### EXERCISE INSTRUCTIONS
Take the line containing "Type out the text in this image." and all lines after it to the end of the records, and output them exactly.

Dataset records:
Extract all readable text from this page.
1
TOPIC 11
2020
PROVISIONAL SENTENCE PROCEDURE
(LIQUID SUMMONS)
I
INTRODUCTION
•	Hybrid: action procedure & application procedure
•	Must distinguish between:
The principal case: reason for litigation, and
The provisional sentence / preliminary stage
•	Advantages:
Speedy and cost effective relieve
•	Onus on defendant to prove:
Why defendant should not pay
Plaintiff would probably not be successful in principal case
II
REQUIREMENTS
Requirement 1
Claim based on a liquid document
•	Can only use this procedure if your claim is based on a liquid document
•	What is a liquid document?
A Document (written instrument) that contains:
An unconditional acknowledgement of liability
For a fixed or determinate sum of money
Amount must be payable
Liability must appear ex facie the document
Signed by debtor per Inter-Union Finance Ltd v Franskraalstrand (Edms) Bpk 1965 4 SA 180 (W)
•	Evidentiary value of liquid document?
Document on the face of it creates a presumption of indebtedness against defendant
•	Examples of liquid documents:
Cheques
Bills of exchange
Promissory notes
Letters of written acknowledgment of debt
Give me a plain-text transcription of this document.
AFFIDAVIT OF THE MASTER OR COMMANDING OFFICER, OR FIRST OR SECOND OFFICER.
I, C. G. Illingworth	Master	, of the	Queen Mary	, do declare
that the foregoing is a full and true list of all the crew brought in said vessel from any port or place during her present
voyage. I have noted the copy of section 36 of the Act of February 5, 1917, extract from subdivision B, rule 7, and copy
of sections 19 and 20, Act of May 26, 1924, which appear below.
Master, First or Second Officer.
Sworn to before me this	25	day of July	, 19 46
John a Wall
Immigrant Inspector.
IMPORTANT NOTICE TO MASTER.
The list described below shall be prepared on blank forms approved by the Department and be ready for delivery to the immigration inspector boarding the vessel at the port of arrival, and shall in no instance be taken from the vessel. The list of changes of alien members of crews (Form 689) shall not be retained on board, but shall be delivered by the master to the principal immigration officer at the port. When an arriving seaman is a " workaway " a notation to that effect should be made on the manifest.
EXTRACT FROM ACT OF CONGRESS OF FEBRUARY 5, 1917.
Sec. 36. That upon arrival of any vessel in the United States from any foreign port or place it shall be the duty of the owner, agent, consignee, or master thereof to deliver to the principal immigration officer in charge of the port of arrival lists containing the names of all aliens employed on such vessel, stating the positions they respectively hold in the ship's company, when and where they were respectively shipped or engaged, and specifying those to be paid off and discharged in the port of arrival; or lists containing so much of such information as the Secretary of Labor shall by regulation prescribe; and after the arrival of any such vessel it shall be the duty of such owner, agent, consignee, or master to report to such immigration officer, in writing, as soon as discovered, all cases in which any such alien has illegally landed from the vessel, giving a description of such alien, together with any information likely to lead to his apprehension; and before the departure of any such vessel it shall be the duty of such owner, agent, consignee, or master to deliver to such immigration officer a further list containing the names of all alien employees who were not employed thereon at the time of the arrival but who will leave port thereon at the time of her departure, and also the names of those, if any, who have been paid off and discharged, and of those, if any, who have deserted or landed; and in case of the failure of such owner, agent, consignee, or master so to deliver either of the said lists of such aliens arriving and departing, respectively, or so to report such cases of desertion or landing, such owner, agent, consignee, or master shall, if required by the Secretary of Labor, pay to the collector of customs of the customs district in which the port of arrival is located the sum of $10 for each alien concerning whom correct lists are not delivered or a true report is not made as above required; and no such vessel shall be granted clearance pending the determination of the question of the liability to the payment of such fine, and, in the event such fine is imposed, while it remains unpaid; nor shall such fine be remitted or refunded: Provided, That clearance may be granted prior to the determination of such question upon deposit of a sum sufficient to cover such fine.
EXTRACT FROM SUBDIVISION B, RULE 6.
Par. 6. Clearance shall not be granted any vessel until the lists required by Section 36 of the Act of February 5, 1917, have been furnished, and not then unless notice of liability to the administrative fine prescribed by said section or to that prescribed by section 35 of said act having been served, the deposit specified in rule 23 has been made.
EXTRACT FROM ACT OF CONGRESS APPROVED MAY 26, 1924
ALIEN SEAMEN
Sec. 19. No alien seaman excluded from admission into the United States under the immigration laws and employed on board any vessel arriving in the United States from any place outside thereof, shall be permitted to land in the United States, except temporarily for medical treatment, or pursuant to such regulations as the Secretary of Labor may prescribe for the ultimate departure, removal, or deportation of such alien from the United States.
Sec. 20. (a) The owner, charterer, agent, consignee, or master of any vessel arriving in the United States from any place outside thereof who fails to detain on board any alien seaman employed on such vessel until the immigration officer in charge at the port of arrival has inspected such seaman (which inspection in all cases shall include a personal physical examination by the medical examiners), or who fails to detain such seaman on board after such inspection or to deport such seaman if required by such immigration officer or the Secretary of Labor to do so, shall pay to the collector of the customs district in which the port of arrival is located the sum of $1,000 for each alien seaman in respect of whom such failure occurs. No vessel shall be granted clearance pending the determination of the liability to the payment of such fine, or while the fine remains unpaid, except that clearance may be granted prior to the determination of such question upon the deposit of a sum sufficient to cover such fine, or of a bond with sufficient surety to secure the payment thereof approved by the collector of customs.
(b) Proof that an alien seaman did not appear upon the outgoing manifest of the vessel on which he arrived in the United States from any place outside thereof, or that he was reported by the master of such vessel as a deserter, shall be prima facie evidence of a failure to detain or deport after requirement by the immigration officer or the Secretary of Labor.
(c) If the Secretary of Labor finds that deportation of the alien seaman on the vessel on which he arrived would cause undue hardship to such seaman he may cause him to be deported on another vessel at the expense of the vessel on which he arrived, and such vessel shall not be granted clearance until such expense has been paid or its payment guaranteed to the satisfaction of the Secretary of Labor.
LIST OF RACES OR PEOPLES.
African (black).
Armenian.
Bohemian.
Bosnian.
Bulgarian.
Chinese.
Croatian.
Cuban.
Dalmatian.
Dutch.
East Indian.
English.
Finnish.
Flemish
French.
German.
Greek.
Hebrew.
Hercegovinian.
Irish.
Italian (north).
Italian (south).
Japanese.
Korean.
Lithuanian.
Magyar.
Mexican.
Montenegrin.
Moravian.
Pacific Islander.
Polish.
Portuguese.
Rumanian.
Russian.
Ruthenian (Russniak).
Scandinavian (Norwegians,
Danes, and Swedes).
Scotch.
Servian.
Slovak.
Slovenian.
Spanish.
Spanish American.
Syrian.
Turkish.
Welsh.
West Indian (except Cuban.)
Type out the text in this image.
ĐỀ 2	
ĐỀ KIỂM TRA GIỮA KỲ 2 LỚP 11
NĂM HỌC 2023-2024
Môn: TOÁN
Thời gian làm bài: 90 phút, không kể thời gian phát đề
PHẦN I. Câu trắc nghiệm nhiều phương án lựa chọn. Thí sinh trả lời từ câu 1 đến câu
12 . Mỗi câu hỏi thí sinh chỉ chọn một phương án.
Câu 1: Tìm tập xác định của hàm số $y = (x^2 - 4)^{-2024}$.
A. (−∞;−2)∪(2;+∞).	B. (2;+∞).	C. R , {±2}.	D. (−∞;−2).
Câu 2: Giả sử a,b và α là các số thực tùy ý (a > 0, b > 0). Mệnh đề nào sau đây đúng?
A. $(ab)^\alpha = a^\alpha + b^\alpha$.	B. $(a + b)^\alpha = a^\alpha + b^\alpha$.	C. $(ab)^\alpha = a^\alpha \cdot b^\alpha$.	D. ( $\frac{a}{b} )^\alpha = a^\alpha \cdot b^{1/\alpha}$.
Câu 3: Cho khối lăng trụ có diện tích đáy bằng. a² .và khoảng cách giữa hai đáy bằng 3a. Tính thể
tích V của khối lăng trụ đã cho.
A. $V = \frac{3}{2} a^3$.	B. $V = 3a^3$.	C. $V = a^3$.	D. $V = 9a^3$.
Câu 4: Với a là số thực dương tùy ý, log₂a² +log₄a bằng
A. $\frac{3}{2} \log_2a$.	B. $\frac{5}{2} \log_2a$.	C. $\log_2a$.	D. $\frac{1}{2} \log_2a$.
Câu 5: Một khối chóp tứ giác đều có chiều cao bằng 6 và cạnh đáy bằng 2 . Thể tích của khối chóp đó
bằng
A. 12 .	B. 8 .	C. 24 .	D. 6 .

### OUTPUT
Type out the text in this image.
ĐỀ 2	
ĐỀ KIỂM TRA GIỮA KỲ 2 LỚP 11
NĂM HỌC 2023-2024
Môn: TOÁN
Thời gian làm bài: 90 phút, không kể thời gian phát đề
PHẦN I. Câu trắc nghiệm nhiều phương án lựa chọn. Thí sinh trả lời từ câu 1 đến câu
12 . Mỗi câu hỏi thí sinh chỉ chọn một phương án.
Câu 1: Tìm tập xác định của hàm số $y = (x^2 - 4)^{-2024}$.
A. (−∞;−2)∪(2;+∞).	B. (2;+∞).	C. R , {±2}.	D. (−∞;−2).
Câu 2: Giả sử a,b và α là các số thực tùy ý (a > 0, b > 0). Mệnh đề nào sau đây đúng?
A. $(ab)^\alpha = a^\alpha + b^\alpha$.	B. $(a + b)^\alpha = a^\alpha + b^\alpha$.	C. $(ab)^\alpha = a^\alpha \cdot b^\alpha$.	D. ( $\frac{a}{b} )^\alpha = a^\alpha \cdot b^{1/\alpha}$.
Câu 3: Cho khối lăng trụ có diện tích đáy bằng. a² .và khoảng cách giữa hai đáy bằng 3a. Tính thể
tích V của khối lăng trụ đã cho.
A. $V = \frac{3}{2} a^3$.	B. $V = 3a^3$.	C. $V = a^3$.	D. $V = 9a^3$.
Câu 4: Với a là số thực dương tùy ý, log₂a² +log₄a bằng
A. $\frac{3}{2} \log_2a$.	B. $\frac{5}{2} \log_2a$.	C. $\log_2a$.	D. $\frac{1}{2} \log_2a$.
Câu 5: Một khối chóp tứ giác đều có chiều cao bằng 6 và cạnh đáy bằng 2 . Thể tích của khối chóp đó
bằng
A. 12 .	B. 8 .	C. 24 .	D. 6 .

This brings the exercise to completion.